— START DATASET EXTRACT —
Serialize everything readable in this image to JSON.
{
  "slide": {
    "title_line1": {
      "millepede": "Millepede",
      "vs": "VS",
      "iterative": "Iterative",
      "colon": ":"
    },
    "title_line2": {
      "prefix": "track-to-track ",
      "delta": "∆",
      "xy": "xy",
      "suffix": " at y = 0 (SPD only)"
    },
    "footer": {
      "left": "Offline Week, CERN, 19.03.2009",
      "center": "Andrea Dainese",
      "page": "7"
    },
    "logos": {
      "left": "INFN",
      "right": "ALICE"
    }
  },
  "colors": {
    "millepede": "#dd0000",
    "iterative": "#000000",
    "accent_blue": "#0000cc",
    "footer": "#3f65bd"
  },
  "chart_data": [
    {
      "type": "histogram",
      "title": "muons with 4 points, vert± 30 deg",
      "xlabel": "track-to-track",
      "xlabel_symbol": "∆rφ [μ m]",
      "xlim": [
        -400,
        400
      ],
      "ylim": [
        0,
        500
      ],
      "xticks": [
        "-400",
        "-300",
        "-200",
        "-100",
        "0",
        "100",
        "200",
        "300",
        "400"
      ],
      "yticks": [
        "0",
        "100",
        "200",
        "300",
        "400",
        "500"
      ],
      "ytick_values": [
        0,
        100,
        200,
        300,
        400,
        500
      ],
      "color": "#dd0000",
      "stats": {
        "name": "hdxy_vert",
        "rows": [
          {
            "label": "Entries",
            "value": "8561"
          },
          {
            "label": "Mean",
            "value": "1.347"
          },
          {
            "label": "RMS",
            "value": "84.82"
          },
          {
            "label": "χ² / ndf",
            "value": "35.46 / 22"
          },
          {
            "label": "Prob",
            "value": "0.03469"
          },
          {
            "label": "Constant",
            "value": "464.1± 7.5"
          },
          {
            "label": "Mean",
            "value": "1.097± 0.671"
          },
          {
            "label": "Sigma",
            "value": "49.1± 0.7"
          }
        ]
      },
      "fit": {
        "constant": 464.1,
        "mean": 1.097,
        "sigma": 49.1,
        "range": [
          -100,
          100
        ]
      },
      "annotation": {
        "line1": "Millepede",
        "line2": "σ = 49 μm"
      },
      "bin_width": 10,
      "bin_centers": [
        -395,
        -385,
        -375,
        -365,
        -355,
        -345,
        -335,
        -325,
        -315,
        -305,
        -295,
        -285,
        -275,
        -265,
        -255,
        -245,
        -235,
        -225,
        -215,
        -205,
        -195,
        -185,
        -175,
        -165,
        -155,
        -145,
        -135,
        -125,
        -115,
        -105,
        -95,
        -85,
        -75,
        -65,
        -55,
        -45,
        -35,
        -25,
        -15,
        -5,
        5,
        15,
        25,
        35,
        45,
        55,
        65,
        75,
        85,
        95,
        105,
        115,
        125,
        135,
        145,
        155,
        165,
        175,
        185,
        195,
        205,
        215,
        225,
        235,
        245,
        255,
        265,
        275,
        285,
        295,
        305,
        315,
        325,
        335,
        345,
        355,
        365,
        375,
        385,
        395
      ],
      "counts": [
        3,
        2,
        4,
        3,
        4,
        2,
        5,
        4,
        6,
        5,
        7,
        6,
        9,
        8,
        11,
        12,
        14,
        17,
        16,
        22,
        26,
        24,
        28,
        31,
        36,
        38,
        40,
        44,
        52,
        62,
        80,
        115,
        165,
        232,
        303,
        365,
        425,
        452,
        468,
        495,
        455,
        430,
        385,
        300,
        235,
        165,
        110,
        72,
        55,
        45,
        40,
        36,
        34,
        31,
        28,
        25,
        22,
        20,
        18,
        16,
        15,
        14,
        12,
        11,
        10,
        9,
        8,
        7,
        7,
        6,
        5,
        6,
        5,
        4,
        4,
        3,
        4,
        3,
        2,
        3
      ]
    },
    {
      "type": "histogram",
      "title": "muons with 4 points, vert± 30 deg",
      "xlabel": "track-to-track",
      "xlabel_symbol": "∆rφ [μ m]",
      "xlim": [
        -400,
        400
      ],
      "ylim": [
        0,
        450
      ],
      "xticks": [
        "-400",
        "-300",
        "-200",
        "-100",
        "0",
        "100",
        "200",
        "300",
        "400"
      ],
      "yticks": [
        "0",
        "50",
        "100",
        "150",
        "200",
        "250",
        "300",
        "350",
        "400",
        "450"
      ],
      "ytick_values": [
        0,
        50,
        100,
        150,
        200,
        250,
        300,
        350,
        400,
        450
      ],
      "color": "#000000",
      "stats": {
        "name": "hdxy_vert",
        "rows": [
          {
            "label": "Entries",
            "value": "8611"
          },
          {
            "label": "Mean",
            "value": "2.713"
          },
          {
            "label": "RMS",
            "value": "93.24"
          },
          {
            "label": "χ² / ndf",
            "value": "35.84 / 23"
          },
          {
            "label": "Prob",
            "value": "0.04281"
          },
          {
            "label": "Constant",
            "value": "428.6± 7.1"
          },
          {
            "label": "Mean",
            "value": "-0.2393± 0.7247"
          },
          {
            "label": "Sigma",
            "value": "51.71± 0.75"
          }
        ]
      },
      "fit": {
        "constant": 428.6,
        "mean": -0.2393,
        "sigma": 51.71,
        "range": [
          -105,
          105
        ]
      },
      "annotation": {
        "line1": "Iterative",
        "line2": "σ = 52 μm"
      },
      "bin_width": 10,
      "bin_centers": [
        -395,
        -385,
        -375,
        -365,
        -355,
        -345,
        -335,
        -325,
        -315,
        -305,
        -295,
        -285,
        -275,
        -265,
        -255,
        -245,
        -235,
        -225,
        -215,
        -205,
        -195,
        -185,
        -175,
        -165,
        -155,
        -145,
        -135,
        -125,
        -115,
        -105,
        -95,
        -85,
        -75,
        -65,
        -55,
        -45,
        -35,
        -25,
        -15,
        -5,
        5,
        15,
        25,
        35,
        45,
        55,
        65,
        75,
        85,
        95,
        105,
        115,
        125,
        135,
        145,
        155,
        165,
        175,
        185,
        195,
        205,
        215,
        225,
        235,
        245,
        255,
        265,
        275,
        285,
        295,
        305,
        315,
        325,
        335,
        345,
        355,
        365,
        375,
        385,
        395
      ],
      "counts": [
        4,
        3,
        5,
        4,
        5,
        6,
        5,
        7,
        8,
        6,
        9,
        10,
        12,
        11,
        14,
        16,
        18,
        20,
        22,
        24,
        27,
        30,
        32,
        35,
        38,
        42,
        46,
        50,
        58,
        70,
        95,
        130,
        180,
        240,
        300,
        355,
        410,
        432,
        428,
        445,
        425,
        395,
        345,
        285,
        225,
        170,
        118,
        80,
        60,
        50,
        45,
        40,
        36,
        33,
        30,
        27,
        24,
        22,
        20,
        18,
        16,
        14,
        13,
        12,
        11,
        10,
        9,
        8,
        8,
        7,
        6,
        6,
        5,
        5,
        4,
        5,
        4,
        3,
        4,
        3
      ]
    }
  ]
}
— END DATASET EXTRACT —
Give the material above again, word for word.

RIGHT ANSWER
Serialize everything readable in this image to JSON.
{
  "slide": {
    "title_line1": {
      "millepede": "Millepede",
      "vs": "VS",
      "iterative": "Iterative",
      "colon": ":"
    },
    "title_line2": {
      "prefix": "track-to-track ",
      "delta": "∆",
      "xy": "xy",
      "suffix": " at y = 0 (SPD only)"
    },
    "footer": {
      "left": "Offline Week, CERN, 19.03.2009",
      "center": "Andrea Dainese",
      "page": "7"
    },
    "logos": {
      "left": "INFN",
      "right": "ALICE"
    }
  },
  "colors": {
    "millepede": "#dd0000",
    "iterative": "#000000",
    "accent_blue": "#0000cc",
    "footer": "#3f65bd"
  },
  "chart_data": [
    {
      "type": "histogram",
      "title": "muons with 4 points, vert± 30 deg",
      "xlabel": "track-to-track",
      "xlabel_symbol": "∆rφ [μ m]",
      "xlim": [
        -400,
        400
      ],
      "ylim": [
        0,
        500
      ],
      "xticks": [
        "-400",
        "-300",
        "-200",
        "-100",
        "0",
        "100",
        "200",
        "300",
        "400"
      ],
      "yticks": [
        "0",
        "100",
        "200",
        "300",
        "400",
        "500"
      ],
      "ytick_values": [
        0,
        100,
        200,
        300,
        400,
        500
      ],
      "color": "#dd0000",
      "stats": {
        "name": "hdxy_vert",
        "rows": [
          {
            "label": "Entries",
            "value": "8561"
          },
          {
            "label": "Mean",
            "value": "1.347"
          },
          {
            "label": "RMS",
            "value": "84.82"
          },
          {
            "label": "χ² / ndf",
            "value": "35.46 / 22"
          },
          {
            "label": "Prob",
            "value": "0.03469"
          },
          {
            "label": "Constant",
            "value": "464.1± 7.5"
          },
          {
            "label": "Mean",
            "value": "1.097± 0.671"
          },
          {
            "label": "Sigma",
            "value": "49.1± 0.7"
          }
        ]
      },
      "fit": {
        "constant": 464.1,
        "mean": 1.097,
        "sigma": 49.1,
        "range": [
          -100,
          100
        ]
      },
      "annotation": {
        "line1": "Millepede",
        "line2": "σ = 49 μm"
      },
      "bin_width": 10,
      "bin_centers": [
        -395,
        -385,
        -375,
        -365,
        -355,
        -345,
        -335,
        -325,
        -315,
        -305,
        -295,
        -285,
        -275,
        -265,
        -255,
        -245,
        -235,
        -225,
        -215,
        -205,
        -195,
        -185,
        -175,
        -165,
        -155,
        -145,
        -135,
        -125,
        -115,
        -105,
        -95,
        -85,
        -75,
        -65,
        -55,
        -45,
        -35,
        -25,
        -15,
        -5,
        5,
        15,
        25,
        35,
        45,
        55,
        65,
        75,
        85,
        95,
        105,
        115,
        125,
        135,
        145,
        155,
        165,
        175,
        185,
        195,
        205,
        215,
        225,
        235,
        245,
        255,
        265,
        275,
        285,
        295,
        305,
        315,
        325,
        335,
        345,
        355,
        365,
        375,
        385,
        395
      ],
      "counts": [
        3,
        2,
        4,
        3,
        4,
        2,
        5,
        4,
        6,
        5,
        7,
        6,
        9,
        8,
        11,
        12,
        14,
        17,
        16,
        22,
        26,
        24,
        28,
        31,
        36,
        38,
        40,
        44,
        52,
        62,
        80,
        115,
        165,
        232,
        303,
        365,
        425,
        452,
        468,
        495,
        455,
        430,
        385,
        300,
        235,
        165,
        110,
        72,
        55,
        45,
        40,
        36,
        34,
        31,
        28,
        25,
        22,
        20,
        18,
        16,
        15,
        14,
        12,
        11,
        10,
        9,
        8,
        7,
        7,
        6,
        5,
        6,
        5,
        4,
        4,
        3,
        4,
        3,
        2,
        3
      ]
    },
    {
      "type": "histogram",
      "title": "muons with 4 points, vert± 30 deg",
      "xlabel": "track-to-track",
      "xlabel_symbol": "∆rφ [μ m]",
      "xlim": [
        -400,
        400
      ],
      "ylim": [
        0,
        450
      ],
      "xticks": [
        "-400",
        "-300",
        "-200",
        "-100",
        "0",
        "100",
        "200",
        "300",
        "400"
      ],
      "yticks": [
        "0",
        "50",
        "100",
        "150",
        "200",
        "250",
        "300",
        "350",
        "400",
        "450"
      ],
      "ytick_values": [
        0,
        50,
        100,
        150,
        200,
        250,
        300,
        350,
        400,
        450
      ],
      "color": "#000000",
      "stats": {
        "name": "hdxy_vert",
        "rows": [
          {
            "label": "Entries",
            "value": "8611"
          },
          {
            "label": "Mean",
            "value": "2.713"
          },
          {
            "label": "RMS",
            "value": "93.24"
          },
          {
            "label": "χ² / ndf",
            "value": "35.84 / 23"
          },
          {
            "label": "Prob",
            "value": "0.04281"
          },
          {
            "label": "Constant",
            "value": "428.6± 7.1"
          },
          {
            "label": "Mean",
            "value": "-0.2393± 0.7247"
          },
          {
            "label": "Sigma",
            "value": "51.71± 0.75"
          }
        ]
      },
      "fit": {
        "constant": 428.6,
        "mean": -0.2393,
        "sigma": 51.71,
        "range": [
          -105,
          105
        ]
      },
      "annotation": {
        "line1": "Iterative",
        "line2": "σ = 52 μm"
      },
      "bin_width": 10,
      "bin_centers": [
        -395,
        -385,
        -375,
        -365,
        -355,
        -345,
        -335,
        -325,
        -315,
        -305,
        -295,
        -285,
        -275,
        -265,
        -255,
        -245,
        -235,
        -225,
        -215,
        -205,
        -195,
        -185,
        -175,
        -165,
        -155,
        -145,
        -135,
        -125,
        -115,
        -105,
        -95,
        -85,
        -75,
        -65,
        -55,
        -45,
        -35,
        -25,
        -15,
        -5,
        5,
        15,
        25,
        35,
        45,
        55,
        65,
        75,
        85,
        95,
        105,
        115,
        125,
        135,
        145,
        155,
        165,
        175,
        185,
        195,
        205,
        215,
        225,
        235,
        245,
        255,
        265,
        275,
        285,
        295,
        305,
        315,
        325,
        335,
        345,
        355,
        365,
        375,
        385,
        395
      ],
      "counts": [
        4,
        3,
        5,
        4,
        5,
        6,
        5,
        7,
        8,
        6,
        9,
        10,
        12,
        11,
        14,
        16,
        18,
        20,
        22,
        24,
        27,
        30,
        32,
        35,
        38,
        42,
        46,
        50,
        58,
        70,
        95,
        130,
        180,
        240,
        300,
        355,
        410,
        432,
        428,
        445,
        425,
        395,
        345,
        285,
        225,
        170,
        118,
        80,
        60,
        50,
        45,
        40,
        36,
        33,
        30,
        27,
        24,
        22,
        20,
        18,
        16,
        14,
        13,
        12,
        11,
        10,
        9,
        8,
        8,
        7,
        6,
        6,
        5,
        5,
        4,
        5,
        4,
        3,
        4,
        3
      ]
    }
  ]
}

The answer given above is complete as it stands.